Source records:
>>>>>
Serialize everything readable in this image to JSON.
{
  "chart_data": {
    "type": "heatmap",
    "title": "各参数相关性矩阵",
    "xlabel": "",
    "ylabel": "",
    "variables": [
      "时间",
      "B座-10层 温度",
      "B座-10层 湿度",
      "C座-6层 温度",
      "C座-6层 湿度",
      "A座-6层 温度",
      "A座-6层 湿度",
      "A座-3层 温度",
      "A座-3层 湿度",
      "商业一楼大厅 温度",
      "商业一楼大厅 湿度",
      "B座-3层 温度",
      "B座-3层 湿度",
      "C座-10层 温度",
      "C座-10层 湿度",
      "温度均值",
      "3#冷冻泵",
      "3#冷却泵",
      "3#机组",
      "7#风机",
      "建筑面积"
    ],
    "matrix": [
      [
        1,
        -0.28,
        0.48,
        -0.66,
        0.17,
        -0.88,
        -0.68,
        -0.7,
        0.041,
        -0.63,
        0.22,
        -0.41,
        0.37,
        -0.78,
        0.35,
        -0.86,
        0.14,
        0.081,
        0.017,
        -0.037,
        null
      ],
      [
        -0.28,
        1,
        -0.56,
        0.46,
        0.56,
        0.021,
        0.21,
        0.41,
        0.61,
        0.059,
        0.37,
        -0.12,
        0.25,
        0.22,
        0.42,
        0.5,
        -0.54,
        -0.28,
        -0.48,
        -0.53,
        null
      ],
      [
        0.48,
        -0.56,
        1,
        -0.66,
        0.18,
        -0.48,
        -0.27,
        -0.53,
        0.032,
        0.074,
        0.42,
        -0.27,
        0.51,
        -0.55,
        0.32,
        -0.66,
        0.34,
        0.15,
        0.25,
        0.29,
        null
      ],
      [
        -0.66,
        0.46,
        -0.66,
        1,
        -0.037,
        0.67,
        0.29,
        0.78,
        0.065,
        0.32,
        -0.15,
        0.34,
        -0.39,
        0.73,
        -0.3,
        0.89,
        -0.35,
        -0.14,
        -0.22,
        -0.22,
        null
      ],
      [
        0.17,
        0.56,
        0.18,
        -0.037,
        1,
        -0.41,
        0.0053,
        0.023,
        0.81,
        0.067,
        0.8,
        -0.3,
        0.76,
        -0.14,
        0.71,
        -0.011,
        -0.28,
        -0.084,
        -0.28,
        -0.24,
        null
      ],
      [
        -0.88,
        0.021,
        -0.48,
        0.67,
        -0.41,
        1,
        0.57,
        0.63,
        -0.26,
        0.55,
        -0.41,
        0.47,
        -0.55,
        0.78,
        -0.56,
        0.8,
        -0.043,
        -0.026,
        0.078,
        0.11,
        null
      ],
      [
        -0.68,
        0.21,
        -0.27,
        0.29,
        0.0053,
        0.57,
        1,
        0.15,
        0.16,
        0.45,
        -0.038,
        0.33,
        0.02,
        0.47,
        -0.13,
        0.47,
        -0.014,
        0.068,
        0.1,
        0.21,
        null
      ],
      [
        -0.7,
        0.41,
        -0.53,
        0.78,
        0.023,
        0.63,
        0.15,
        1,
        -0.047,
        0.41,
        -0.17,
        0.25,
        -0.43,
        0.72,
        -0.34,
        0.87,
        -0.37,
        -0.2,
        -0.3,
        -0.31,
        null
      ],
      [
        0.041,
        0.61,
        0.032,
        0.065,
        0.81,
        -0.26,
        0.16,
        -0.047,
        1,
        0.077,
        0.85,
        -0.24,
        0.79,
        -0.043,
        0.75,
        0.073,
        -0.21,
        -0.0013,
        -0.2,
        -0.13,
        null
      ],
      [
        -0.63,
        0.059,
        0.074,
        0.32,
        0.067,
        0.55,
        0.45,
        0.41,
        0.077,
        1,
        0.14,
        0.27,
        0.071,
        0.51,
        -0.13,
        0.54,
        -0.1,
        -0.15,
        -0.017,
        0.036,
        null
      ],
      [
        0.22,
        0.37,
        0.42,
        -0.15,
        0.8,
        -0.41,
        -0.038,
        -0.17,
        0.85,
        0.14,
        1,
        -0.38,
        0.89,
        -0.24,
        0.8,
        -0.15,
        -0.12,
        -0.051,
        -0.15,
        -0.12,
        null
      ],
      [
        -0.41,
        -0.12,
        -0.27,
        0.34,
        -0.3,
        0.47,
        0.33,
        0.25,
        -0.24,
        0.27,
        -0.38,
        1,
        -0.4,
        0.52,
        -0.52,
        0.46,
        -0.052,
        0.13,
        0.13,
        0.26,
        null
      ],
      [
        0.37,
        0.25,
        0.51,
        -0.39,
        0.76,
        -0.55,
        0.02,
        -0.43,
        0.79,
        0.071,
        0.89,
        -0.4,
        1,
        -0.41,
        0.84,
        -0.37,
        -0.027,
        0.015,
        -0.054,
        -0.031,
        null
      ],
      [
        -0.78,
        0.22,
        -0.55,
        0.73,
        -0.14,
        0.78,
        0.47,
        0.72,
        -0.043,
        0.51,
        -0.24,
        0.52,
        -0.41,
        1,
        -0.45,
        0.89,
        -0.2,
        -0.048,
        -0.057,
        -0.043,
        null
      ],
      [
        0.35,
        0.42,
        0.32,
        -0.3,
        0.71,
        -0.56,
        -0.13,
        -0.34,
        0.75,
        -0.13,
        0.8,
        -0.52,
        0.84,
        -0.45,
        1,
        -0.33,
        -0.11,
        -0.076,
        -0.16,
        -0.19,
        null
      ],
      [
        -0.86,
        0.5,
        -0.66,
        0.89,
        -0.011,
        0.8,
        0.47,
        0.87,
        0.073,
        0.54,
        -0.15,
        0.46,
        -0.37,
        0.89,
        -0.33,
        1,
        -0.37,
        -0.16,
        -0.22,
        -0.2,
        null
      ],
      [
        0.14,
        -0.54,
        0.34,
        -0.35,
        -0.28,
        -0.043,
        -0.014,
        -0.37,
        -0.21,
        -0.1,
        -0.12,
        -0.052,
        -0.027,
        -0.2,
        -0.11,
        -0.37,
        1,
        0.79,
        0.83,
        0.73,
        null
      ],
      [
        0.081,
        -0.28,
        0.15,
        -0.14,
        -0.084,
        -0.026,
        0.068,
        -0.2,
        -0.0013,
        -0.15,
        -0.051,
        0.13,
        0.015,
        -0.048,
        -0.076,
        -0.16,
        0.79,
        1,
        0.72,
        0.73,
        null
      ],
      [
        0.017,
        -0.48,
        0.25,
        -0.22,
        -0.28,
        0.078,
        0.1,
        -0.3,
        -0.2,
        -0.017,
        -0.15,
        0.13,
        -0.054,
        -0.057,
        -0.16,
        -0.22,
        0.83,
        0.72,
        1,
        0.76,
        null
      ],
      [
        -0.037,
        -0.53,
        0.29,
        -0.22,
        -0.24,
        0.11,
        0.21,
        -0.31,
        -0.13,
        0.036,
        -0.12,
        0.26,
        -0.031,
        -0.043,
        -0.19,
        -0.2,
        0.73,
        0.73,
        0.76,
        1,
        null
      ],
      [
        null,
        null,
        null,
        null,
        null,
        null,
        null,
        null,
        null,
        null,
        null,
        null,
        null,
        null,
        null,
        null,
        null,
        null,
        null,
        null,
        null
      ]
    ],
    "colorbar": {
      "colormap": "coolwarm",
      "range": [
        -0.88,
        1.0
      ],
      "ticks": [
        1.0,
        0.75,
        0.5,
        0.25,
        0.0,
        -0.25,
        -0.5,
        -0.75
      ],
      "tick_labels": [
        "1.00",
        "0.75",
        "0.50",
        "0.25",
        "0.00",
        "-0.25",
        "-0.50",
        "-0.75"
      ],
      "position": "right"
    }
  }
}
<<<<<
= Stated exercise =
The entries above should be repeated exactly, every one of them.

= Written reply =
Serialize everything readable in this image to JSON.
{
  "chart_data": {
    "type": "heatmap",
    "title": "各参数相关性矩阵",
    "xlabel": "",
    "ylabel": "",
    "variables": [
      "时间",
      "B座-10层 温度",
      "B座-10层 湿度",
      "C座-6层 温度",
      "C座-6层 湿度",
      "A座-6层 温度",
      "A座-6层 湿度",
      "A座-3层 温度",
      "A座-3层 湿度",
      "商业一楼大厅 温度",
      "商业一楼大厅 湿度",
      "B座-3层 温度",
      "B座-3层 湿度",
      "C座-10层 温度",
      "C座-10层 湿度",
      "温度均值",
      "3#冷冻泵",
      "3#冷却泵",
      "3#机组",
      "7#风机",
      "建筑面积"
    ],
    "matrix": [
      [
        1,
        -0.28,
        0.48,
        -0.66,
        0.17,
        -0.88,
        -0.68,
        -0.7,
        0.041,
        -0.63,
        0.22,
        -0.41,
        0.37,
        -0.78,
        0.35,
        -0.86,
        0.14,
        0.081,
        0.017,
        -0.037,
        null
      ],
      [
        -0.28,
        1,
        -0.56,
        0.46,
        0.56,
        0.021,
        0.21,
        0.41,
        0.61,
        0.059,
        0.37,
        -0.12,
        0.25,
        0.22,
        0.42,
        0.5,
        -0.54,
        -0.28,
        -0.48,
        -0.53,
        null
      ],
      [
        0.48,
        -0.56,
        1,
        -0.66,
        0.18,
        -0.48,
        -0.27,
        -0.53,
        0.032,
        0.074,
        0.42,
        -0.27,
        0.51,
        -0.55,
        0.32,
        -0.66,
        0.34,
        0.15,
        0.25,
        0.29,
        null
      ],
      [
        -0.66,
        0.46,
        -0.66,
        1,
        -0.037,
        0.67,
        0.29,
        0.78,
        0.065,
        0.32,
        -0.15,
        0.34,
        -0.39,
        0.73,
        -0.3,
        0.89,
        -0.35,
        -0.14,
        -0.22,
        -0.22,
        null
      ],
      [
        0.17,
        0.56,
        0.18,
        -0.037,
        1,
        -0.41,
        0.0053,
        0.023,
        0.81,
        0.067,
        0.8,
        -0.3,
        0.76,
        -0.14,
        0.71,
        -0.011,
        -0.28,
        -0.084,
        -0.28,
        -0.24,
        null
      ],
      [
        -0.88,
        0.021,
        -0.48,
        0.67,
        -0.41,
        1,
        0.57,
        0.63,
        -0.26,
        0.55,
        -0.41,
        0.47,
        -0.55,
        0.78,
        -0.56,
        0.8,
        -0.043,
        -0.026,
        0.078,
        0.11,
        null
      ],
      [
        -0.68,
        0.21,
        -0.27,
        0.29,
        0.0053,
        0.57,
        1,
        0.15,
        0.16,
        0.45,
        -0.038,
        0.33,
        0.02,
        0.47,
        -0.13,
        0.47,
        -0.014,
        0.068,
        0.1,
        0.21,
        null
      ],
      [
        -0.7,
        0.41,
        -0.53,
        0.78,
        0.023,
        0.63,
        0.15,
        1,
        -0.047,
        0.41,
        -0.17,
        0.25,
        -0.43,
        0.72,
        -0.34,
        0.87,
        -0.37,
        -0.2,
        -0.3,
        -0.31,
        null
      ],
      [
        0.041,
        0.61,
        0.032,
        0.065,
        0.81,
        -0.26,
        0.16,
        -0.047,
        1,
        0.077,
        0.85,
        -0.24,
        0.79,
        -0.043,
        0.75,
        0.073,
        -0.21,
        -0.0013,
        -0.2,
        -0.13,
        null
      ],
      [
        -0.63,
        0.059,
        0.074,
        0.32,
        0.067,
        0.55,
        0.45,
        0.41,
        0.077,
        1,
        0.14,
        0.27,
        0.071,
        0.51,
        -0.13,
        0.54,
        -0.1,
        -0.15,
        -0.017,
        0.036,
        null
      ],
      [
        0.22,
        0.37,
        0.42,
        -0.15,
        0.8,
        -0.41,
        -0.038,
        -0.17,
        0.85,
        0.14,
        1,
        -0.38,
        0.89,
        -0.24,
        0.8,
        -0.15,
        -0.12,
        -0.051,
        -0.15,
        -0.12,
        null
      ],
      [
        -0.41,
        -0.12,
        -0.27,
        0.34,
        -0.3,
        0.47,
        0.33,
        0.25,
        -0.24,
        0.27,
        -0.38,
        1,
        -0.4,
        0.52,
        -0.52,
        0.46,
        -0.052,
        0.13,
        0.13,
        0.26,
        null
      ],
      [
        0.37,
        0.25,
        0.51,
        -0.39,
        0.76,
        -0.55,
        0.02,
        -0.43,
        0.79,
        0.071,
        0.89,
        -0.4,
        1,
        -0.41,
        0.84,
        -0.37,
        -0.027,
        0.015,
        -0.054,
        -0.031,
        null
      ],
      [
        -0.78,
        0.22,
        -0.55,
        0.73,
        -0.14,
        0.78,
        0.47,
        0.72,
        -0.043,
        0.51,
        -0.24,
        0.52,
        -0.41,
        1,
        -0.45,
        0.89,
        -0.2,
        -0.048,
        -0.057,
        -0.043,
        null
      ],
      [
        0.35,
        0.42,
        0.32,
        -0.3,
        0.71,
        -0.56,
        -0.13,
        -0.34,
        0.75,
        -0.13,
        0.8,
        -0.52,
        0.84,
        -0.45,
        1,
        -0.33,
        -0.11,
        -0.076,
        -0.16,
        -0.19,
        null
      ],
      [
        -0.86,
        0.5,
        -0.66,
        0.89,
        -0.011,
        0.8,
        0.47,
        0.87,
        0.073,
        0.54,
        -0.15,
        0.46,
        -0.37,
        0.89,
        -0.33,
        1,
        -0.37,
        -0.16,
        -0.22,
        -0.2,
        null
      ],
      [
        0.14,
        -0.54,
        0.34,
        -0.35,
        -0.28,
        -0.043,
        -0.014,
        -0.37,
        -0.21,
        -0.1,
        -0.12,
        -0.052,
        -0.027,
        -0.2,
        -0.11,
        -0.37,
        1,
        0.79,
        0.83,
        0.73,
        null
      ],
      [
        0.081,
        -0.28,
        0.15,
        -0.14,
        -0.084,
        -0.026,
        0.068,
        -0.2,
        -0.0013,
        -0.15,
        -0.051,
        0.13,
        0.015,
        -0.048,
        -0.076,
        -0.16,
        0.79,
        1,
        0.72,
        0.73,
        null
      ],
      [
        0.017,
        -0.48,
        0.25,
        -0.22,
        -0.28,
        0.078,
        0.1,
        -0.3,
        -0.2,
        -0.017,
        -0.15,
        0.13,
        -0.054,
        -0.057,
        -0.16,
        -0.22,
        0.83,
        0.72,
        1,
        0.76,
        null
      ],
      [
        -0.037,
        -0.53,
        0.29,
        -0.22,
        -0.24,
        0.11,
        0.21,
        -0.31,
        -0.13,
        0.036,
        -0.12,
        0.26,
        -0.031,
        -0.043,
        -0.19,
        -0.2,
        0.73,
        0.73,
        0.76,
        1,
        null
      ],
      [
        null,
        null,
        null,
        null,
        null,
        null,
        null,
        null,
        null,
        null,
        null,
        null,
        null,
        null,
        null,
        null,
        null,
        null,
        null,
        null,
        null
      ]
    ],
    "colorbar": {
      "colormap": "coolwarm",
      "range": [
        -0.88,
        1.0
      ],
      "ticks": [
        1.0,
        0.75,
        0.5,
        0.25,
        0.0,
        -0.25,
        -0.5,
        -0.75
      ],
      "tick_labels": [
        "1.00",
        "0.75",
        "0.50",
        "0.25",
        "0.00",
        "-0.25",
        "-0.50",
        "-0.75"
      ],
      "position": "right"
    }
  }
}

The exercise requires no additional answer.